▸ **Given instruction**
Below are the records. List every line holding the word "rates".

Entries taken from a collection
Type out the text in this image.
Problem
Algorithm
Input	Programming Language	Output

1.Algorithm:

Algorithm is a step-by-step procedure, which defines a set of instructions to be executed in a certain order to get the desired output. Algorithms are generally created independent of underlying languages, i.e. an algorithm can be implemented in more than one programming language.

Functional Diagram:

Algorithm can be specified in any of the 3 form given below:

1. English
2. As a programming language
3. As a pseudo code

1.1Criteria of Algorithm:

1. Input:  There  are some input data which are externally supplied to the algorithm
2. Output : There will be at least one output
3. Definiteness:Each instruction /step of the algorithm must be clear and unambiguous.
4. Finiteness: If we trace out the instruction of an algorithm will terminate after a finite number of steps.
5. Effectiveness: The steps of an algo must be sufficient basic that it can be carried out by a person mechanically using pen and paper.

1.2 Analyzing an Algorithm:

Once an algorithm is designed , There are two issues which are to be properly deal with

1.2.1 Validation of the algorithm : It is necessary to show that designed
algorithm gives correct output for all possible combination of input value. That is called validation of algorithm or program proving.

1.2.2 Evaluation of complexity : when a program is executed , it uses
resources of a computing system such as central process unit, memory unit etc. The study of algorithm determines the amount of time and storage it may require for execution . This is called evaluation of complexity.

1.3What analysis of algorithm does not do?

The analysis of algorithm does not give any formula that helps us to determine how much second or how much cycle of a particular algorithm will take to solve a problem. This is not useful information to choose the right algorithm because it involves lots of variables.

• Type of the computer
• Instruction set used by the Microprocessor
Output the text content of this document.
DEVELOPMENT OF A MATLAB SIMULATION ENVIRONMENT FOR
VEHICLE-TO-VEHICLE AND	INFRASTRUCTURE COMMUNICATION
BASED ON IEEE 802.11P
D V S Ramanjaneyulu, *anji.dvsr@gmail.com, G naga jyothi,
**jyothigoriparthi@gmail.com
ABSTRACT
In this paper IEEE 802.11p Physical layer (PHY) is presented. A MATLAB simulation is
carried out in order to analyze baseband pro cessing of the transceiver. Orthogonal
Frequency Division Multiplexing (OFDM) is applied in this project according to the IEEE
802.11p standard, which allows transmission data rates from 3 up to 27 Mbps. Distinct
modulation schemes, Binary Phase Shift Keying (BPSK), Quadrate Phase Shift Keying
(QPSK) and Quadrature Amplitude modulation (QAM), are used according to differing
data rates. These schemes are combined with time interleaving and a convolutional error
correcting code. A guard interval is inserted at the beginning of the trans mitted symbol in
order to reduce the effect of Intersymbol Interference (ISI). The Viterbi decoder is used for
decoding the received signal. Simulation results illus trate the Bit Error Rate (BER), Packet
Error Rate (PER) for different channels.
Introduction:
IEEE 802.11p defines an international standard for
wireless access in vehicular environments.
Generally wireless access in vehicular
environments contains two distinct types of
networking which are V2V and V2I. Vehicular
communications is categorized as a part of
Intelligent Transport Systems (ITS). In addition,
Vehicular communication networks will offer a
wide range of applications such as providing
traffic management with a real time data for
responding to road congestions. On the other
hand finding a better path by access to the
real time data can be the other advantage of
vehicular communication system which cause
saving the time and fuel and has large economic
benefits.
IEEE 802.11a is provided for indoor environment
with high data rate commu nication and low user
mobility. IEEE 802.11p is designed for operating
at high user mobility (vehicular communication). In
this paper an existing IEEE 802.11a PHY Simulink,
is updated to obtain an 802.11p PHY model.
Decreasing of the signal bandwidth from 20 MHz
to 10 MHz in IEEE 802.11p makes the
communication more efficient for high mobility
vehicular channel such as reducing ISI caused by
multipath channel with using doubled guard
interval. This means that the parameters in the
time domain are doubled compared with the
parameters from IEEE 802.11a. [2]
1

==

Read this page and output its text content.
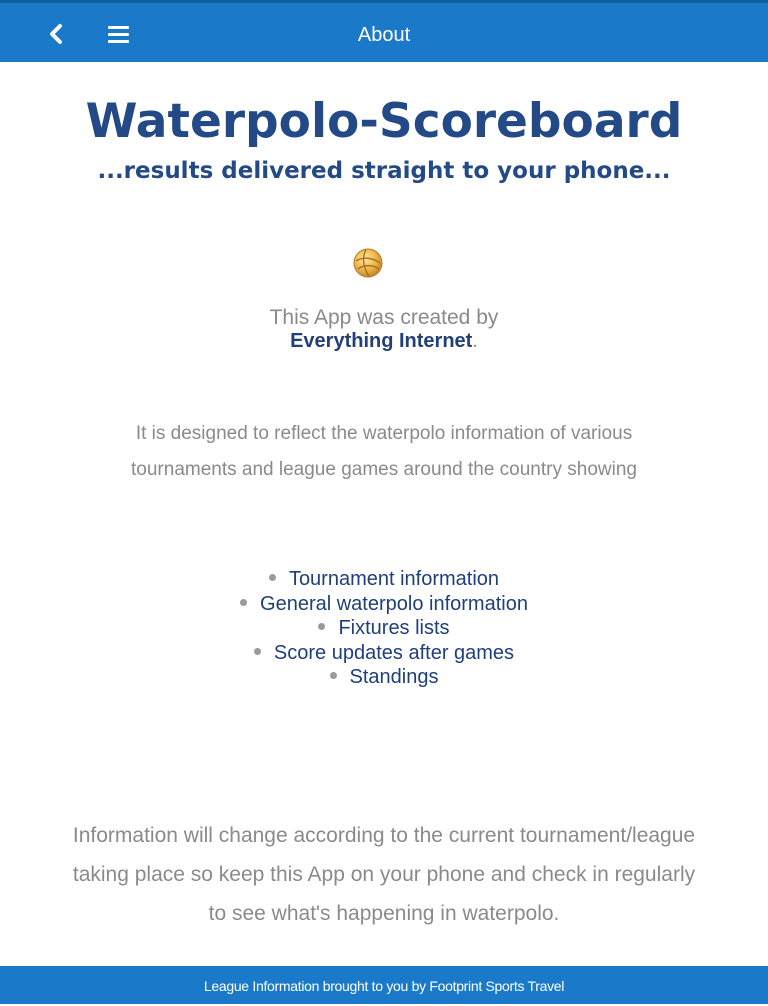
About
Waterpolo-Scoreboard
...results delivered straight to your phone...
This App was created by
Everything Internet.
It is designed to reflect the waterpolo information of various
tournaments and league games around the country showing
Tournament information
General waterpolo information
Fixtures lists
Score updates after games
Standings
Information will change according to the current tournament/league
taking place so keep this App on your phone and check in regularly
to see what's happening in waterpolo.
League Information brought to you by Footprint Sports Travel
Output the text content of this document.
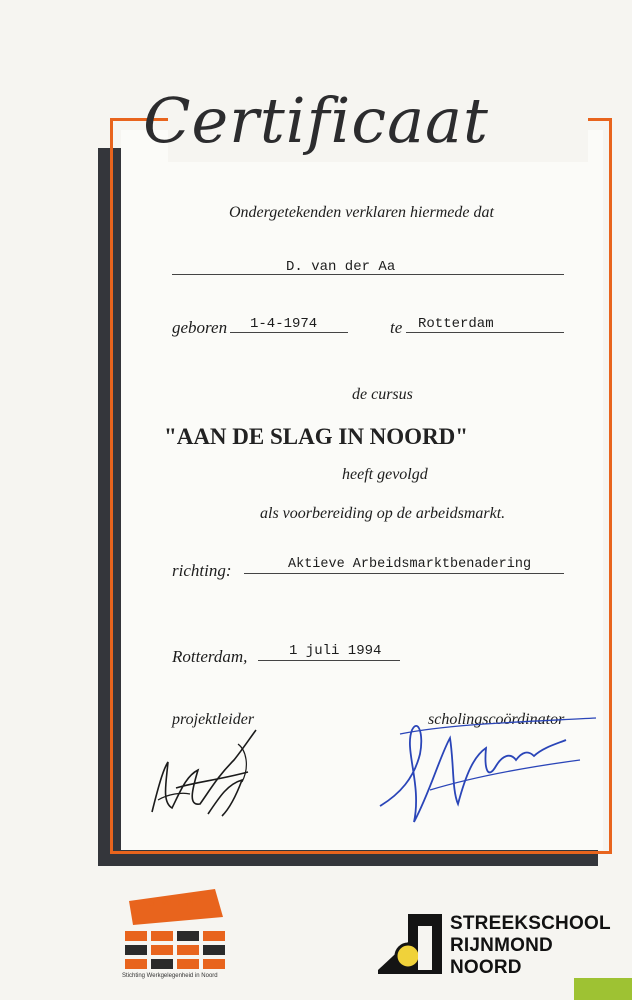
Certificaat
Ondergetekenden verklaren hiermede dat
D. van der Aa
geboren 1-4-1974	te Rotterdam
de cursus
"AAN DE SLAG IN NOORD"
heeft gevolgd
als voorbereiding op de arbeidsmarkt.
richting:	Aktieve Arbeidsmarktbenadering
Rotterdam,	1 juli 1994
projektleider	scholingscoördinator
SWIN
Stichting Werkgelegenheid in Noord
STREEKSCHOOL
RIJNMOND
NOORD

---

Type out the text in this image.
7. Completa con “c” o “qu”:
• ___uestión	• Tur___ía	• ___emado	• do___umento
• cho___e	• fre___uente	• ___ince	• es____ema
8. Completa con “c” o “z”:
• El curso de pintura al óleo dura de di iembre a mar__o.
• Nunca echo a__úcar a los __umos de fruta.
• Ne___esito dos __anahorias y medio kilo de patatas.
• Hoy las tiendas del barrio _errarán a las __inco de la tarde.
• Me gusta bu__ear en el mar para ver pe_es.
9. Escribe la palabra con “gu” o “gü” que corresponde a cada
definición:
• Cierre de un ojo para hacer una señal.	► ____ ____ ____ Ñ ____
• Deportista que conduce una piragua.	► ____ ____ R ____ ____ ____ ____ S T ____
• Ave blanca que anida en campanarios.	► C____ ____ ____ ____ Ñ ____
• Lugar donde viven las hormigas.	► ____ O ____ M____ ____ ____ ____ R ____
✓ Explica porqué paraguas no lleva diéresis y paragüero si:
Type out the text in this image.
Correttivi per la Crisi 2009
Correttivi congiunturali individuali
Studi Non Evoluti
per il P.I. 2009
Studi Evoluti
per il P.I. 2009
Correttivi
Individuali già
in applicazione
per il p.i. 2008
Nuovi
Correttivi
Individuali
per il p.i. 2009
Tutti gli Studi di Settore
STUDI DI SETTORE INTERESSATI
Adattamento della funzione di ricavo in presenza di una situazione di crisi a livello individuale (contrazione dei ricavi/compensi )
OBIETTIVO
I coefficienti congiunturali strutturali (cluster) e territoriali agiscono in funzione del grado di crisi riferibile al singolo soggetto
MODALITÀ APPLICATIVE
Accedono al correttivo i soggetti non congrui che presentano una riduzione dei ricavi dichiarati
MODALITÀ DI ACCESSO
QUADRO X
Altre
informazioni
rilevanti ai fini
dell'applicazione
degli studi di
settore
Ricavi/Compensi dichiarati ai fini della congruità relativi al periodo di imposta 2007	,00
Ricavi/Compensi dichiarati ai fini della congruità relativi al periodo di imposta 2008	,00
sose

▸ **Response to this task**
802.11p standard, which allows transmission data rates from 3 up to 27 Mbps. Distinct
data rates. These schemes are combined with time interleaving and a convolutional error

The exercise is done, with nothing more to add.